(Source records)
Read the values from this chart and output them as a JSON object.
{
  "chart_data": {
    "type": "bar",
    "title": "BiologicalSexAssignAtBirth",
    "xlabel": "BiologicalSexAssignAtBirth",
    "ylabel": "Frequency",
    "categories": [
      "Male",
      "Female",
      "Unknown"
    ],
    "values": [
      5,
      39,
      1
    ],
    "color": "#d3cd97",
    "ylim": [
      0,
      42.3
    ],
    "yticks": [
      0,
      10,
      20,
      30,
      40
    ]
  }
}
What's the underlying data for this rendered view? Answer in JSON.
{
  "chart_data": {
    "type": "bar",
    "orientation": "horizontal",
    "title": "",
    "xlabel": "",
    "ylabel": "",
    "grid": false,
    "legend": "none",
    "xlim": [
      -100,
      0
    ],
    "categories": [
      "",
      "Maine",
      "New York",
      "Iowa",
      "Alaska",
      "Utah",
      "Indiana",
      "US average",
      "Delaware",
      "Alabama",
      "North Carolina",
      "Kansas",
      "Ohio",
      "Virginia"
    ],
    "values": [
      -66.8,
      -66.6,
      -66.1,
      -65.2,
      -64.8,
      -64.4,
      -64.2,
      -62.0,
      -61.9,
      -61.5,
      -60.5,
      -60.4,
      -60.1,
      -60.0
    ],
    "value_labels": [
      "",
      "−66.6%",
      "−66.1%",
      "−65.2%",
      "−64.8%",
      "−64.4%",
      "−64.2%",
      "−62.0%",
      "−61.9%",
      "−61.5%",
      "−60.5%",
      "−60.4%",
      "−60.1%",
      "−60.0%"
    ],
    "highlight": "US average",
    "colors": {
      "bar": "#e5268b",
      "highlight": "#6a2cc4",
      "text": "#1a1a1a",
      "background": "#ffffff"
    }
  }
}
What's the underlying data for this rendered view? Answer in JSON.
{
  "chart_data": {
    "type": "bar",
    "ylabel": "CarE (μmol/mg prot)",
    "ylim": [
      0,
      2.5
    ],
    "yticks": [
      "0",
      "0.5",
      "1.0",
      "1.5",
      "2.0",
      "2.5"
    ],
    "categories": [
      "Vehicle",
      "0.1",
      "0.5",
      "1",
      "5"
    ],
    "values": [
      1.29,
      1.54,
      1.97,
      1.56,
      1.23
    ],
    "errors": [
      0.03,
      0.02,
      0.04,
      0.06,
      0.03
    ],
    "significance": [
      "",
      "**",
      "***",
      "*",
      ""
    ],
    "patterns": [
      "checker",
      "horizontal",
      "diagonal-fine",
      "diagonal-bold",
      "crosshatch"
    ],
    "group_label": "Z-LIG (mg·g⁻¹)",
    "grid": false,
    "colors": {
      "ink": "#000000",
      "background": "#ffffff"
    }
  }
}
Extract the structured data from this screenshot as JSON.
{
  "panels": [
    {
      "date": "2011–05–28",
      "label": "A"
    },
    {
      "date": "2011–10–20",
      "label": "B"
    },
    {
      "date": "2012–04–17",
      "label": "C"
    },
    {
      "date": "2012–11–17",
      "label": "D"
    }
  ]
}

** Exercise aim **
Restate the whole listing exactly, leaving out nothing.

** Written reply **
Read the values from this chart and output them as a JSON object.
{
  "chart_data": {
    "type": "bar",
    "title": "BiologicalSexAssignAtBirth",
    "xlabel": "BiologicalSexAssignAtBirth",
    "ylabel": "Frequency",
    "categories": [
      "Male",
      "Female",
      "Unknown"
    ],
    "values": [
      5,
      39,
      1
    ],
    "color": "#d3cd97",
    "ylim": [
      0,
      42.3
    ],
    "yticks": [
      0,
      10,
      20,
      30,
      40
    ]
  }
}
What's the underlying data for this rendered view? Answer in JSON.
{
  "chart_data": {
    "type": "bar",
    "orientation": "horizontal",
    "title": "",
    "xlabel": "",
    "ylabel": "",
    "grid": false,
    "legend": "none",
    "xlim": [
      -100,
      0
    ],
    "categories": [
      "",
      "Maine",
      "New York",
      "Iowa",
      "Alaska",
      "Utah",
      "Indiana",
      "US average",
      "Delaware",
      "Alabama",
      "North Carolina",
      "Kansas",
      "Ohio",
      "Virginia"
    ],
    "values": [
      -66.8,
      -66.6,
      -66.1,
      -65.2,
      -64.8,
      -64.4,
      -64.2,
      -62.0,
      -61.9,
      -61.5,
      -60.5,
      -60.4,
      -60.1,
      -60.0
    ],
    "value_labels": [
      "",
      "−66.6%",
      "−66.1%",
      "−65.2%",
      "−64.8%",
      "−64.4%",
      "−64.2%",
      "−62.0%",
      "−61.9%",
      "−61.5%",
      "−60.5%",
      "−60.4%",
      "−60.1%",
      "−60.0%"
    ],
    "highlight": "US average",
    "colors": {
      "bar": "#e5268b",
      "highlight": "#6a2cc4",
      "text": "#1a1a1a",
      "background": "#ffffff"
    }
  }
}
What's the underlying data for this rendered view? Answer in JSON.
{
  "chart_data": {
    "type": "bar",
    "ylabel": "CarE (μmol/mg prot)",
    "ylim": [
      0,
      2.5
    ],
    "yticks": [
      "0",
      "0.5",
      "1.0",
      "1.5",
      "2.0",
      "2.5"
    ],
    "categories": [
      "Vehicle",
      "0.1",
      "0.5",
      "1",
      "5"
    ],
    "values": [
      1.29,
      1.54,
      1.97,
      1.56,
      1.23
    ],
    "errors": [
      0.03,
      0.02,
      0.04,
      0.06,
      0.03
    ],
    "significance": [
      "",
      "**",
      "***",
      "*",
      ""
    ],
    "patterns": [
      "checker",
      "horizontal",
      "diagonal-fine",
      "diagonal-bold",
      "crosshatch"
    ],
    "group_label": "Z-LIG (mg·g⁻¹)",
    "grid": false,
    "colors": {
      "ink": "#000000",
      "background": "#ffffff"
    }
  }
}
Extract the structured data from this screenshot as JSON.
{
  "panels": [
    {
      "date": "2011–05–28",
      "label": "A"
    },
    {
      "date": "2011–10–20",
      "label": "B"
    },
    {
      "date": "2012–04–17",
      "label": "C"
    },
    {
      "date": "2012–11–17",
      "label": "D"
    }
  ]
}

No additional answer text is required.